- WHAT IS BEING ASKED
Reproduce every entry that follows word for word, but omit the images.

- SUPPLIED RECORDS
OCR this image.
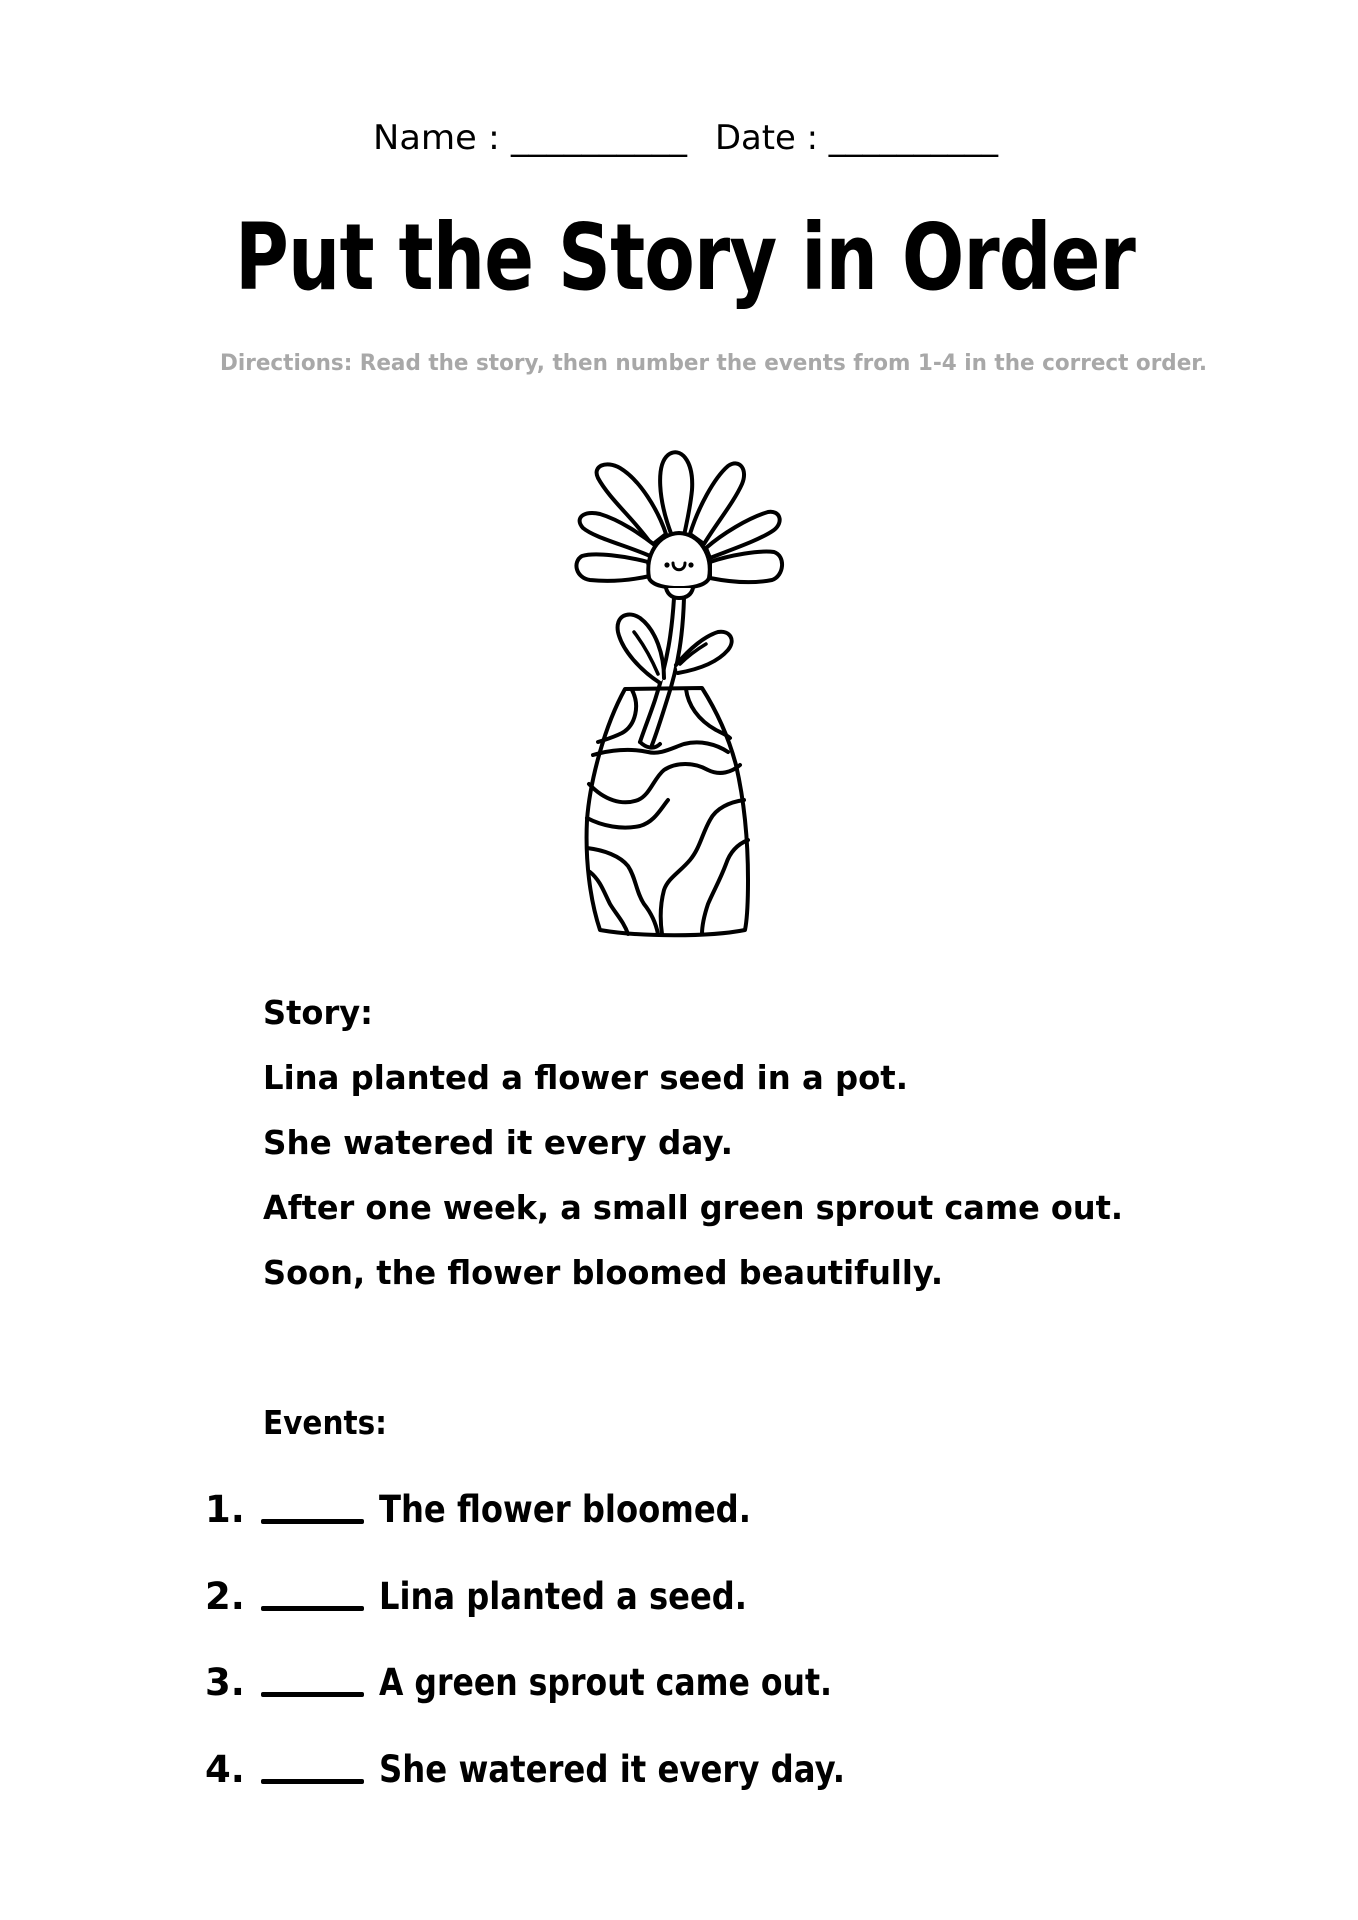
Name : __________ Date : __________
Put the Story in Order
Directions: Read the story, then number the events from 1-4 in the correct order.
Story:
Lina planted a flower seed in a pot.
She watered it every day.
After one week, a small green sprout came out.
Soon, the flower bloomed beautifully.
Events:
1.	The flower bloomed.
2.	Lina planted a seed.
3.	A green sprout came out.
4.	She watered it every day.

- RESULT OF THE EXERCISE
OCR this image.
Name : __________ Date : __________
Put the Story in Order
Directions: Read the story, then number the events from 1-4 in the correct order.
Story:
Lina planted a flower seed in a pot.
She watered it every day.
After one week, a small green sprout came out.
Soon, the flower bloomed beautifully.
Events:
1.	The flower bloomed.
2.	Lina planted a seed.
3.	A green sprout came out.
4.	She watered it every day.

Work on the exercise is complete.